Directions for this task: Below are records to transcribe exactly, without their pictures.

# START OF Data excerpts

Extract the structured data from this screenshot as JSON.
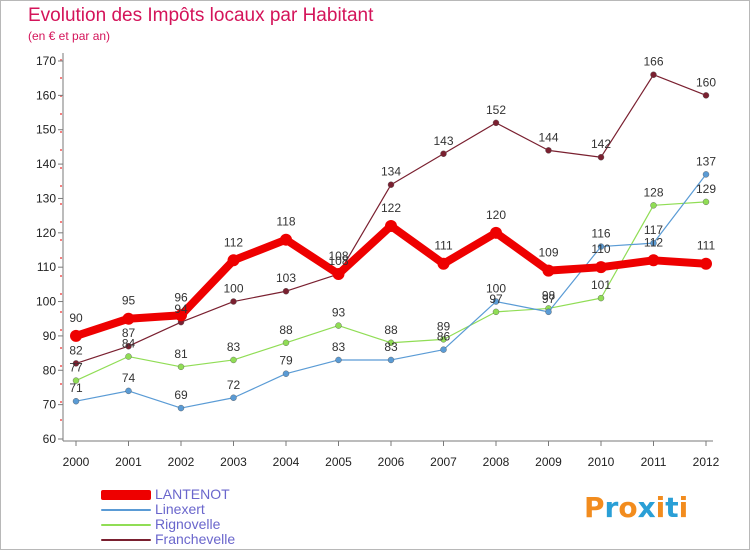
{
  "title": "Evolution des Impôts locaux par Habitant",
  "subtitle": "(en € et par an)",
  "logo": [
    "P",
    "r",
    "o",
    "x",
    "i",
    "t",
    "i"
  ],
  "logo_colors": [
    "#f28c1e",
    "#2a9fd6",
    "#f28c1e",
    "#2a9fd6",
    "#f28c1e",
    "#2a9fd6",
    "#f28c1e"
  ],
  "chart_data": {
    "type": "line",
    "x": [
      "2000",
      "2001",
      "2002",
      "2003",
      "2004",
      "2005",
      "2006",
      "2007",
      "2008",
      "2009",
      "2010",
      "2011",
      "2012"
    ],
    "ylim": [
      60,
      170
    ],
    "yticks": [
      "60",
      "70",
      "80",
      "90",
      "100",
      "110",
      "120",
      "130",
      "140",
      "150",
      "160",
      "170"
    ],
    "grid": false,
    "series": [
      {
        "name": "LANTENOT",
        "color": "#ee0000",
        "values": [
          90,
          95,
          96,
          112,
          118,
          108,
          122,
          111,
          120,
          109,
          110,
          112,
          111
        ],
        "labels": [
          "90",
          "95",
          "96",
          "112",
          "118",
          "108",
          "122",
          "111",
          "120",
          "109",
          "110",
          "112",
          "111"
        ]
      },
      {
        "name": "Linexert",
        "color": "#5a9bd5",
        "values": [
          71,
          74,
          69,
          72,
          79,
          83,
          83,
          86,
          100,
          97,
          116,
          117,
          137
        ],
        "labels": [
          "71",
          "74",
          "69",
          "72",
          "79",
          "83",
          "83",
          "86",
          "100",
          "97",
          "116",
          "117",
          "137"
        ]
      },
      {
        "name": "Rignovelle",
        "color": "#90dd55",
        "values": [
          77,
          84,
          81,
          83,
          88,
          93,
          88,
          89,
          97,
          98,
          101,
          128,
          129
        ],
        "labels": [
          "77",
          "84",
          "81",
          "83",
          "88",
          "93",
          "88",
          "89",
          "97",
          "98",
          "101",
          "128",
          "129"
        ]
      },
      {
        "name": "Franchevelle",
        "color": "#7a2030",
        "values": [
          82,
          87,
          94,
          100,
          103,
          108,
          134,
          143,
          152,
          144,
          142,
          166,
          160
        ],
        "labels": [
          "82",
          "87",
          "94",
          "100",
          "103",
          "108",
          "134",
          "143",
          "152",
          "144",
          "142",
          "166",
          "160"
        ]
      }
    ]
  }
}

# END OF Data excerpts

Solved exercise:
Extract the structured data from this screenshot as JSON.
{
  "title": "Evolution des Impôts locaux par Habitant",
  "subtitle": "(en € et par an)",
  "logo": [
    "P",
    "r",
    "o",
    "x",
    "i",
    "t",
    "i"
  ],
  "logo_colors": [
    "#f28c1e",
    "#2a9fd6",
    "#f28c1e",
    "#2a9fd6",
    "#f28c1e",
    "#2a9fd6",
    "#f28c1e"
  ],
  "chart_data": {
    "type": "line",
    "x": [
      "2000",
      "2001",
      "2002",
      "2003",
      "2004",
      "2005",
      "2006",
      "2007",
      "2008",
      "2009",
      "2010",
      "2011",
      "2012"
    ],
    "ylim": [
      60,
      170
    ],
    "yticks": [
      "60",
      "70",
      "80",
      "90",
      "100",
      "110",
      "120",
      "130",
      "140",
      "150",
      "160",
      "170"
    ],
    "grid": false,
    "series": [
      {
        "name": "LANTENOT",
        "color": "#ee0000",
        "values": [
          90,
          95,
          96,
          112,
          118,
          108,
          122,
          111,
          120,
          109,
          110,
          112,
          111
        ],
        "labels": [
          "90",
          "95",
          "96",
          "112",
          "118",
          "108",
          "122",
          "111",
          "120",
          "109",
          "110",
          "112",
          "111"
        ]
      },
      {
        "name": "Linexert",
        "color": "#5a9bd5",
        "values": [
          71,
          74,
          69,
          72,
          79,
          83,
          83,
          86,
          100,
          97,
          116,
          117,
          137
        ],
        "labels": [
          "71",
          "74",
          "69",
          "72",
          "79",
          "83",
          "83",
          "86",
          "100",
          "97",
          "116",
          "117",
          "137"
        ]
      },
      {
        "name": "Rignovelle",
        "color": "#90dd55",
        "values": [
          77,
          84,
          81,
          83,
          88,
          93,
          88,
          89,
          97,
          98,
          101,
          128,
          129
        ],
        "labels": [
          "77",
          "84",
          "81",
          "83",
          "88",
          "93",
          "88",
          "89",
          "97",
          "98",
          "101",
          "128",
          "129"
        ]
      },
      {
        "name": "Franchevelle",
        "color": "#7a2030",
        "values": [
          82,
          87,
          94,
          100,
          103,
          108,
          134,
          143,
          152,
          144,
          142,
          166,
          160
        ],
        "labels": [
          "82",
          "87",
          "94",
          "100",
          "103",
          "108",
          "134",
          "143",
          "152",
          "144",
          "142",
          "166",
          "160"
        ]
      }
    ]
  }
}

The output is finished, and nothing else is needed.